**Given exercise:** Only the number is wanted: how many lines of the data contain "Отцы"?

_ _ _

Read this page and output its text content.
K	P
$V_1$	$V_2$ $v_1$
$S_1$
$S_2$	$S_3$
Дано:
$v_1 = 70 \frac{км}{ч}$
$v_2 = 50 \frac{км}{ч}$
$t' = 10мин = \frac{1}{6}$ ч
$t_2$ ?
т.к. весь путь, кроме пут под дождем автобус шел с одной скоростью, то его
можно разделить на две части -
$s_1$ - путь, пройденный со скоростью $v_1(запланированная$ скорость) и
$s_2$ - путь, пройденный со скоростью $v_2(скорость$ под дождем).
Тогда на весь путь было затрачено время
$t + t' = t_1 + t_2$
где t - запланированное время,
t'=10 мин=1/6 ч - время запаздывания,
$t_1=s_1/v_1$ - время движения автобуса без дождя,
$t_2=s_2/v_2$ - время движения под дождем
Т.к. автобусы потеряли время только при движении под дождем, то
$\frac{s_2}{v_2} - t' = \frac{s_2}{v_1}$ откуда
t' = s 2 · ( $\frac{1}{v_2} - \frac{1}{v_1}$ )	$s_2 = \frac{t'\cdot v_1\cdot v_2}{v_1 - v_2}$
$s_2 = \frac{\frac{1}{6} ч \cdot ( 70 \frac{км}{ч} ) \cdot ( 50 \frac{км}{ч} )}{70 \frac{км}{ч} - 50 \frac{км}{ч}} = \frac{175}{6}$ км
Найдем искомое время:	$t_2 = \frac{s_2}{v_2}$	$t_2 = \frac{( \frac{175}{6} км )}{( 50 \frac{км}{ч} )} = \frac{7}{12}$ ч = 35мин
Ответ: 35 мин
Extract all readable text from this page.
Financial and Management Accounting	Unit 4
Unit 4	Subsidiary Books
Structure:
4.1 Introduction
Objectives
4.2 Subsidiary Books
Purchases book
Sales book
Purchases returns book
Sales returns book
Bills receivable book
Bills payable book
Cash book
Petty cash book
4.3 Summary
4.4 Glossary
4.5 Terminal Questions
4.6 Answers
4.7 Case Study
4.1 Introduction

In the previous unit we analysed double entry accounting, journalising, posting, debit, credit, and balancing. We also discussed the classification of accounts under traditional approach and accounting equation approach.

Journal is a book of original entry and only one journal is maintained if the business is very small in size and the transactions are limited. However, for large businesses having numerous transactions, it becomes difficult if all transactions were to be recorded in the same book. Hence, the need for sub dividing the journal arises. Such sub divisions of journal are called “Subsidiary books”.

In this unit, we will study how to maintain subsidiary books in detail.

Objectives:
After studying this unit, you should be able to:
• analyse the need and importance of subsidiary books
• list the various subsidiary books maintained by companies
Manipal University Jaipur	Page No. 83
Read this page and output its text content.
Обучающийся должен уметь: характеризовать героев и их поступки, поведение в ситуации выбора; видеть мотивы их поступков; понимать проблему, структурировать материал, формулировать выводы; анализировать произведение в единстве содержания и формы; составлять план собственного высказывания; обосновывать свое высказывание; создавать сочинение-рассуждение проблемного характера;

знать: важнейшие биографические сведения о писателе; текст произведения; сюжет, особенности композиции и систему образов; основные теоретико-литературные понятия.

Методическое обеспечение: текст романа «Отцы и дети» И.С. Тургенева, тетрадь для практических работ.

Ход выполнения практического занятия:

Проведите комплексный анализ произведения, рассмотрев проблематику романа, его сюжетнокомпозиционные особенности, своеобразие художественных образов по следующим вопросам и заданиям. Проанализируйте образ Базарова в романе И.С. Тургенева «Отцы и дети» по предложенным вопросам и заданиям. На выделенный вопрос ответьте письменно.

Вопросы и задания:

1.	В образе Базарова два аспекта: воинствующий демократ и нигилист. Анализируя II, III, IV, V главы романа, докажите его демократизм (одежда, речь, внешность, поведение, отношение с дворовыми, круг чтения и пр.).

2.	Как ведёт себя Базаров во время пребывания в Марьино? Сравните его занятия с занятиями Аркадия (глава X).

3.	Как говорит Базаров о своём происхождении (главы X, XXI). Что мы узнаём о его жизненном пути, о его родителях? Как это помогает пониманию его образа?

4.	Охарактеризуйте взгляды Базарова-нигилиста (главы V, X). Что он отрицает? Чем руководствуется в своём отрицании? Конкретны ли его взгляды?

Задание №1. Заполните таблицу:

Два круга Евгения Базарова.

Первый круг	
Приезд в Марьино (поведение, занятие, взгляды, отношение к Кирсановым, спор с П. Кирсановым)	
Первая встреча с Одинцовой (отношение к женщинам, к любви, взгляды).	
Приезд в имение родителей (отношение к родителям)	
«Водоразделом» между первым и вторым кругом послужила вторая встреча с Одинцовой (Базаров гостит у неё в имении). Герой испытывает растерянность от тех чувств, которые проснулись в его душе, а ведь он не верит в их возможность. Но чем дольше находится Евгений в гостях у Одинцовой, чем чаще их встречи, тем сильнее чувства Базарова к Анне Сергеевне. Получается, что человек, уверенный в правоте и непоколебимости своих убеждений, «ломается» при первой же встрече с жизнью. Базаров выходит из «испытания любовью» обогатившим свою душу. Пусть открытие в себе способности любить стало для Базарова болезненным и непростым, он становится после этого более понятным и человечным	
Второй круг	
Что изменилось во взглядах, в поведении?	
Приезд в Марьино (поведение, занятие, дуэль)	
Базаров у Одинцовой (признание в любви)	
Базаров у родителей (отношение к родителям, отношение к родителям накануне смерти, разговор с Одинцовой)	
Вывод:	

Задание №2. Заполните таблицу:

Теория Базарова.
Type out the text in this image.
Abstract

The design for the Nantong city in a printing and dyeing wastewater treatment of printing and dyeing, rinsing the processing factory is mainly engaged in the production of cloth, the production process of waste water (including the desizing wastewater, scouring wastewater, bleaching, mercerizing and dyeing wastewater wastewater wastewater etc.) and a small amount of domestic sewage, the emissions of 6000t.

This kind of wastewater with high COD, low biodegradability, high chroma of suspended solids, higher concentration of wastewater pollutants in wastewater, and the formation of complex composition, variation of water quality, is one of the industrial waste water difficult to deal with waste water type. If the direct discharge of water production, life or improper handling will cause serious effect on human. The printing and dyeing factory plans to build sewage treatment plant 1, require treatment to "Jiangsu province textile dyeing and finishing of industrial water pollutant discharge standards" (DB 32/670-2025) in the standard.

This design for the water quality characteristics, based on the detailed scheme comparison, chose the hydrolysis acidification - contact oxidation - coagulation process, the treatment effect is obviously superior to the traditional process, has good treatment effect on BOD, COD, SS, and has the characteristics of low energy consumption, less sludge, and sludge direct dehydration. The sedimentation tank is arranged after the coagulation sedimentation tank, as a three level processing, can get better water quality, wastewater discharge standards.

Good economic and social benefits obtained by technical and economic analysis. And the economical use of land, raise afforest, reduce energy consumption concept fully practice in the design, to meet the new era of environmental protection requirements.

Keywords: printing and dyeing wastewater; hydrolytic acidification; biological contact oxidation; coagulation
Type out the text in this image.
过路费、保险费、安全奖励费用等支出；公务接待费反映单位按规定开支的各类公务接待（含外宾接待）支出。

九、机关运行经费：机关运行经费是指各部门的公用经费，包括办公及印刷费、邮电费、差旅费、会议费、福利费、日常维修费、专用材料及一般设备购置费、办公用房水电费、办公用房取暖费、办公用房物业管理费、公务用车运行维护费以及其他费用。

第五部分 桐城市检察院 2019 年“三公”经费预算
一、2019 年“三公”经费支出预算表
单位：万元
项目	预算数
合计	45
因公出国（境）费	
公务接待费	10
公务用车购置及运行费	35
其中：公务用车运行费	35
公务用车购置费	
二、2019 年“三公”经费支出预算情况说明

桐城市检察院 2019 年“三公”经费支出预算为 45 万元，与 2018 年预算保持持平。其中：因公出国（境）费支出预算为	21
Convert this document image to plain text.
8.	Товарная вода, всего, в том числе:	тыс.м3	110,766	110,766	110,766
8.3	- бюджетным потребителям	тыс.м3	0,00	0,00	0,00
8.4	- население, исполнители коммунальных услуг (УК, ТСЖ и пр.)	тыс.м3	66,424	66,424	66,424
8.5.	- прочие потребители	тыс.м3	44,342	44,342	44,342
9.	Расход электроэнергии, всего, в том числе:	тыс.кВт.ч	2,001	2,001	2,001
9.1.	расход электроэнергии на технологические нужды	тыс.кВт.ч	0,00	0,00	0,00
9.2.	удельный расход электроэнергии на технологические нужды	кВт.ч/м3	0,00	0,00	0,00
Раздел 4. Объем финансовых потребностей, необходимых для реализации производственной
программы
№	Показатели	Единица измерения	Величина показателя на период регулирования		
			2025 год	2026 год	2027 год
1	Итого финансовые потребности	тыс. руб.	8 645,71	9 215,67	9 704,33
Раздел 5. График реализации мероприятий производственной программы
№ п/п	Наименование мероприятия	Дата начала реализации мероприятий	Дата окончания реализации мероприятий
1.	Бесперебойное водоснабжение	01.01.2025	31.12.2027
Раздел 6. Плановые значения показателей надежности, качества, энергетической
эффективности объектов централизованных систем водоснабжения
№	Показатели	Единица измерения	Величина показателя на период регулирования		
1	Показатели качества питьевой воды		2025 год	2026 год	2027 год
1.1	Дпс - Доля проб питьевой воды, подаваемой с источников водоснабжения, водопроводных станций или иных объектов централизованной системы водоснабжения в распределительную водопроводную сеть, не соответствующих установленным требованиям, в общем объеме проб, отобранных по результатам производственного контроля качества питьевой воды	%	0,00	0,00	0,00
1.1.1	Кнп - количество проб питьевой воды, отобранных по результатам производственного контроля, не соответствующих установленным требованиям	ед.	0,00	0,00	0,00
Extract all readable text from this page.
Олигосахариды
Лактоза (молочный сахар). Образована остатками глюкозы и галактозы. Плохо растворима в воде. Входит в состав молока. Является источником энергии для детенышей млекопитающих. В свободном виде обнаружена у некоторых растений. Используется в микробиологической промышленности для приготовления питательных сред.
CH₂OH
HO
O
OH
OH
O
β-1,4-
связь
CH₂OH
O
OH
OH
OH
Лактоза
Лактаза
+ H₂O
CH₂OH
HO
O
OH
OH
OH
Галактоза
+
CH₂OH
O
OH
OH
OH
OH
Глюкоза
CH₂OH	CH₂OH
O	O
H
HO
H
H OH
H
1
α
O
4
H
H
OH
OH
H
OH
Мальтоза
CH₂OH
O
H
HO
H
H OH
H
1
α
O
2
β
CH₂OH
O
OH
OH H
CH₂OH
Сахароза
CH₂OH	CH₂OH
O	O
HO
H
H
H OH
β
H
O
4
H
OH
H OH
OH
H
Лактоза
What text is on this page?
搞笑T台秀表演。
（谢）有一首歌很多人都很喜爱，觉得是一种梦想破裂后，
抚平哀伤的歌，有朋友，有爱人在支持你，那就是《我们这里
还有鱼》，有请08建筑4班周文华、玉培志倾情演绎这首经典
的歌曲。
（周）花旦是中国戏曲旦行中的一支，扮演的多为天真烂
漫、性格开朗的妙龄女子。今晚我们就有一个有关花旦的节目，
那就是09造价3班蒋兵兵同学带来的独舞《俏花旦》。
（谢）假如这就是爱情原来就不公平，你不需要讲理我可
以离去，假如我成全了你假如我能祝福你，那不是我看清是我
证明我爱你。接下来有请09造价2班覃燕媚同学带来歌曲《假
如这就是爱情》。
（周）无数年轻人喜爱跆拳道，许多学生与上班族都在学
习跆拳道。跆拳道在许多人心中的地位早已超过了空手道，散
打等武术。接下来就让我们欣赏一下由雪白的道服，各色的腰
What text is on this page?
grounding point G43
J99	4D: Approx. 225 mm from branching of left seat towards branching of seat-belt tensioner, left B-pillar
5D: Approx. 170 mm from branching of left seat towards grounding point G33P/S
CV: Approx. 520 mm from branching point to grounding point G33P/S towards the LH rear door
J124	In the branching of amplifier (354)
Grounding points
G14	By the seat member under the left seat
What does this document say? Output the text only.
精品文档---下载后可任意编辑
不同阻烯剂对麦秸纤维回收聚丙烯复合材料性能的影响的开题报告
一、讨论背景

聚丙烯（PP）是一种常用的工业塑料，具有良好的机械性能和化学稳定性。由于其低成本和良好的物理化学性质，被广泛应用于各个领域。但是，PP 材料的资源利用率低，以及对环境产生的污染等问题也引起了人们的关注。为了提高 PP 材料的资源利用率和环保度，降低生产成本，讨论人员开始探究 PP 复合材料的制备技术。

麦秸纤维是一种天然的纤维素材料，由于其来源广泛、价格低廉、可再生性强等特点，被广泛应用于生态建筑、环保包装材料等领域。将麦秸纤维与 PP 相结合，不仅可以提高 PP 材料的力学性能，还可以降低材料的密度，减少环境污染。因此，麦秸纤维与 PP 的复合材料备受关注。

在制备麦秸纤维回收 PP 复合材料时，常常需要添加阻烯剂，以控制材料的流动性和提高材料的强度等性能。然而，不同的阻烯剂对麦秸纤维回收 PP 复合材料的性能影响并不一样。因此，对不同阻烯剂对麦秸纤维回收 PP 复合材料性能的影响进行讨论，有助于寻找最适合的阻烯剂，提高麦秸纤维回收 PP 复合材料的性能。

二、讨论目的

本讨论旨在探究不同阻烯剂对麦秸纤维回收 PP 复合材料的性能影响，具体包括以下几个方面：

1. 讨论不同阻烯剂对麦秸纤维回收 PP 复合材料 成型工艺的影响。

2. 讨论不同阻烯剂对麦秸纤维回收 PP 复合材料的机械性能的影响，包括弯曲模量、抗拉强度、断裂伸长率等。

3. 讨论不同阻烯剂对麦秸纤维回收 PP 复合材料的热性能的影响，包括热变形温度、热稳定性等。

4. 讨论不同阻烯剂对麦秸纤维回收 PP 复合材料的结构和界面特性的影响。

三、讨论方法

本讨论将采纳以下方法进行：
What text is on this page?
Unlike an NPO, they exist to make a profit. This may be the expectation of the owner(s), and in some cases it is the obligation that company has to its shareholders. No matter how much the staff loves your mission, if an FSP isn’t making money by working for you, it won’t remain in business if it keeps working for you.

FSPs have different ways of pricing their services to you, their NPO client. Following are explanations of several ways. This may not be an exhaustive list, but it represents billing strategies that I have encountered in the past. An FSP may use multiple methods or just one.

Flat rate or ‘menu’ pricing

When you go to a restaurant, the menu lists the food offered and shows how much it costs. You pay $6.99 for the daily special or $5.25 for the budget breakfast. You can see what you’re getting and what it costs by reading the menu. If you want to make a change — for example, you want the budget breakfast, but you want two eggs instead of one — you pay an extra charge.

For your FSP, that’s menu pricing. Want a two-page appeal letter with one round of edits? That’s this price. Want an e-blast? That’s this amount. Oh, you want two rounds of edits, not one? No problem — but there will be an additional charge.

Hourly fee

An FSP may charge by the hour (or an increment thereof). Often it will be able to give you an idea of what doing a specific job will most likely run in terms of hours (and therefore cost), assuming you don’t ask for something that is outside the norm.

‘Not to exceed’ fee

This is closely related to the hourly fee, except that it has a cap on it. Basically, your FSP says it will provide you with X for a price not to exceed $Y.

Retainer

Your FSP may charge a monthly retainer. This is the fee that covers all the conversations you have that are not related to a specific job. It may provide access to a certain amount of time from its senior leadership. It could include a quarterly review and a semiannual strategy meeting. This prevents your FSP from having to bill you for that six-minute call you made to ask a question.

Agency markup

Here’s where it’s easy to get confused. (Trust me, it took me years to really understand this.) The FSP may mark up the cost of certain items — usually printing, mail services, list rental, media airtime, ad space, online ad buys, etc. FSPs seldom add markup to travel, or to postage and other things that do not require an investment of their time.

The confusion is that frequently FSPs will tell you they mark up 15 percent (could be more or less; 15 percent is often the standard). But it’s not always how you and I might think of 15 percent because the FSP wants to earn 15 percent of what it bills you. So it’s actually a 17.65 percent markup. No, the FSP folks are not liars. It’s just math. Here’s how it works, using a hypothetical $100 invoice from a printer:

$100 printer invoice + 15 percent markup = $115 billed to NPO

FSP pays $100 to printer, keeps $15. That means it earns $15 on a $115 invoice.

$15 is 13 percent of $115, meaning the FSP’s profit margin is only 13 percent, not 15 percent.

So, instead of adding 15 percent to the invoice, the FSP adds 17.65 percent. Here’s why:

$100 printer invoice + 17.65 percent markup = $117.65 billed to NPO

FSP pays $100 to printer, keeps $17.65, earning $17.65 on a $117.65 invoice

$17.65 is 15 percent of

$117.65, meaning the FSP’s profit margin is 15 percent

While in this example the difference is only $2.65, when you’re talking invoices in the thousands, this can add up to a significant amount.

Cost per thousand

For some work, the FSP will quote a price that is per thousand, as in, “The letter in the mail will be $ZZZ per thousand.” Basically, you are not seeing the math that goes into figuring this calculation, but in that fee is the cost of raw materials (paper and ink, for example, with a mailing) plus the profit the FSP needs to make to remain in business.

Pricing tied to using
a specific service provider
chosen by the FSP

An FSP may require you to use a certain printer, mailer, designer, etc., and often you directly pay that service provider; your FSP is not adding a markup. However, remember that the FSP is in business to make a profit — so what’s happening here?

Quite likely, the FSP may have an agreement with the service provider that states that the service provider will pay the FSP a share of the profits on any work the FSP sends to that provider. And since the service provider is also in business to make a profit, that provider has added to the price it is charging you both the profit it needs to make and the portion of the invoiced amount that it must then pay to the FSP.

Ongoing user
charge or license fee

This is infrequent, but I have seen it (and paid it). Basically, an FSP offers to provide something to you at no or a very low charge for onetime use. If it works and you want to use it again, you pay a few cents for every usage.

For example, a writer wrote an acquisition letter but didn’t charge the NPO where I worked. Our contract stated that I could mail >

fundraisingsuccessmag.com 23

_ _ _

**Response:** 2